• PROBLEM: Your task is to copy the listing exactly. Drop any pictures from the copy.

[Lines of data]
◆ ◆ ◆ ◆ ◆ ◆ ◆

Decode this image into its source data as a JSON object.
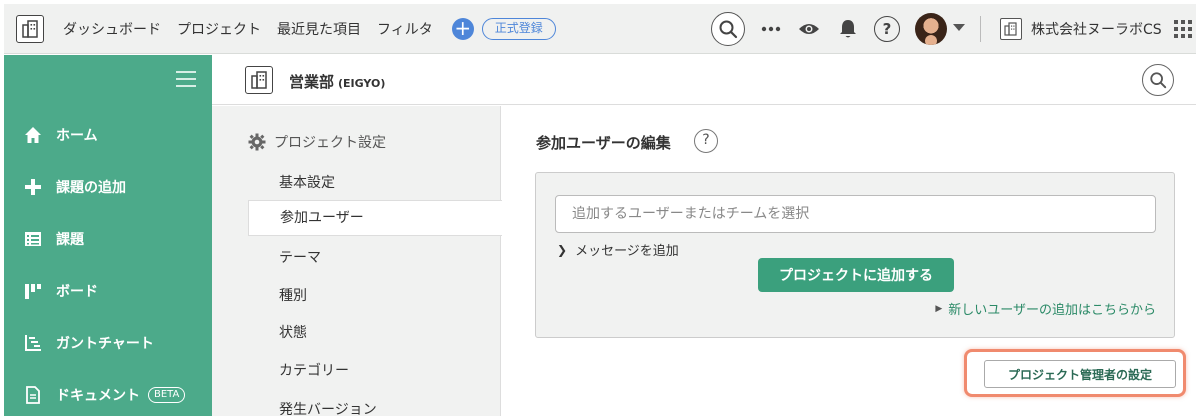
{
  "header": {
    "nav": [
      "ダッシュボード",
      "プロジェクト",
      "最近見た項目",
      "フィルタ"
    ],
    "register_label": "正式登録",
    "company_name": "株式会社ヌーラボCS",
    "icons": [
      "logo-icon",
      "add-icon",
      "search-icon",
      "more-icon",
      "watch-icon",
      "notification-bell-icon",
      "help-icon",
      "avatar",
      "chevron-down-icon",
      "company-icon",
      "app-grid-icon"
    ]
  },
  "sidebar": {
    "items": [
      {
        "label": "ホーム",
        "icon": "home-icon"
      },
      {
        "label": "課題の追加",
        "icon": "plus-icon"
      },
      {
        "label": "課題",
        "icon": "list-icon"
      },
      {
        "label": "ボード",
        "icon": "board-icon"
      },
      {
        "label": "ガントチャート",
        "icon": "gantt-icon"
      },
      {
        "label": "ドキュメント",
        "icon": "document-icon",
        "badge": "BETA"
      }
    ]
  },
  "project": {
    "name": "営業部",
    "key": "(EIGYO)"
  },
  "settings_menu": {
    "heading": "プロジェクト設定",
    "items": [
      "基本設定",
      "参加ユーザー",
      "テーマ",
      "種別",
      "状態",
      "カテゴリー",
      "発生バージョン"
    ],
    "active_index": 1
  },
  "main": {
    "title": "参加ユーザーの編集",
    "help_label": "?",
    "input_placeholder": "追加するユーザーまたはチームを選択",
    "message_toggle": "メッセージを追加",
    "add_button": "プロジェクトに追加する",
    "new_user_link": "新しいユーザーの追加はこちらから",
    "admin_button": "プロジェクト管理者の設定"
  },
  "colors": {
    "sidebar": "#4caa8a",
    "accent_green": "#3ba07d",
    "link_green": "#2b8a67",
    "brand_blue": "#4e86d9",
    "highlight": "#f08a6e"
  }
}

◆ ◆ ◆ ◆ ◆ ◆ ◆

• RESPONSE TO THE EXERCISE:
Decode this image into its source data as a JSON object.
{
  "header": {
    "nav": [
      "ダッシュボード",
      "プロジェクト",
      "最近見た項目",
      "フィルタ"
    ],
    "register_label": "正式登録",
    "company_name": "株式会社ヌーラボCS",
    "icons": [
      "logo-icon",
      "add-icon",
      "search-icon",
      "more-icon",
      "watch-icon",
      "notification-bell-icon",
      "help-icon",
      "avatar",
      "chevron-down-icon",
      "company-icon",
      "app-grid-icon"
    ]
  },
  "sidebar": {
    "items": [
      {
        "label": "ホーム",
        "icon": "home-icon"
      },
      {
        "label": "課題の追加",
        "icon": "plus-icon"
      },
      {
        "label": "課題",
        "icon": "list-icon"
      },
      {
        "label": "ボード",
        "icon": "board-icon"
      },
      {
        "label": "ガントチャート",
        "icon": "gantt-icon"
      },
      {
        "label": "ドキュメント",
        "icon": "document-icon",
        "badge": "BETA"
      }
    ]
  },
  "project": {
    "name": "営業部",
    "key": "(EIGYO)"
  },
  "settings_menu": {
    "heading": "プロジェクト設定",
    "items": [
      "基本設定",
      "参加ユーザー",
      "テーマ",
      "種別",
      "状態",
      "カテゴリー",
      "発生バージョン"
    ],
    "active_index": 1
  },
  "main": {
    "title": "参加ユーザーの編集",
    "help_label": "?",
    "input_placeholder": "追加するユーザーまたはチームを選択",
    "message_toggle": "メッセージを追加",
    "add_button": "プロジェクトに追加する",
    "new_user_link": "新しいユーザーの追加はこちらから",
    "admin_button": "プロジェクト管理者の設定"
  },
  "colors": {
    "sidebar": "#4caa8a",
    "accent_green": "#3ba07d",
    "link_green": "#2b8a67",
    "brand_blue": "#4e86d9",
    "highlight": "#f08a6e"
  }
}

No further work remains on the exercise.